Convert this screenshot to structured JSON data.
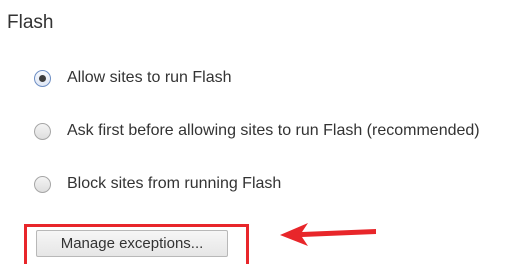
{
  "section": {
    "title": "Flash"
  },
  "options": [
    {
      "label": "Allow sites to run Flash",
      "checked": true
    },
    {
      "label": "Ask first before allowing sites to run Flash (recommended)",
      "checked": false
    },
    {
      "label": "Block sites from running Flash",
      "checked": false
    }
  ],
  "buttons": {
    "manage_exceptions": "Manage exceptions..."
  },
  "annotation": {
    "highlight_color": "#e8262a",
    "arrow_icon": "left-arrow-icon"
  }
}
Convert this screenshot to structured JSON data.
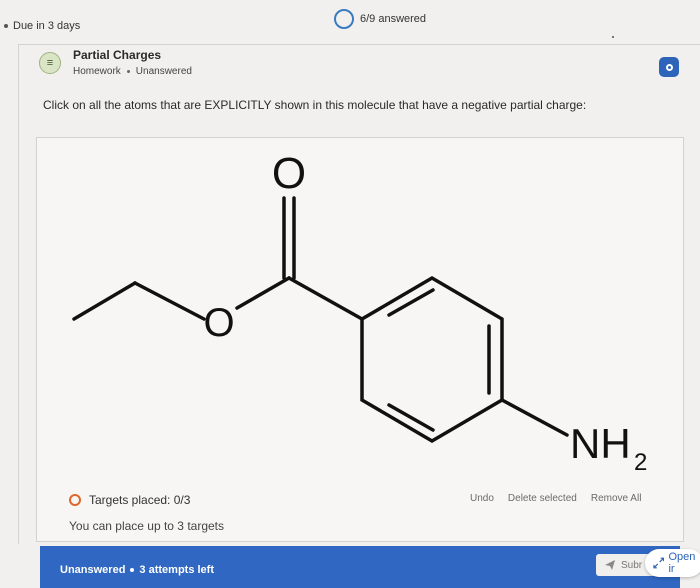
· · · · · · ·
_Work to be completed_
Copy out all of the data word for word. Do not carry over any picture.

_Written answer_
Convert this screenshot to structured JSON data.
{
  "section": {
    "title": "Flash"
  },
  "options": [
    {
      "label": "Allow sites to run Flash",
      "checked": true
    },
    {
      "label": "Ask first before allowing sites to run Flash (recommended)",
      "checked": false
    },
    {
      "label": "Block sites from running Flash",
      "checked": false
    }
  ],
  "buttons": {
    "manage_exceptions": "Manage exceptions..."
  },
  "annotation": {
    "highlight_color": "#e8262a",
    "arrow_icon": "left-arrow-icon"
  }
}
Convert this screenshot to structured JSON data.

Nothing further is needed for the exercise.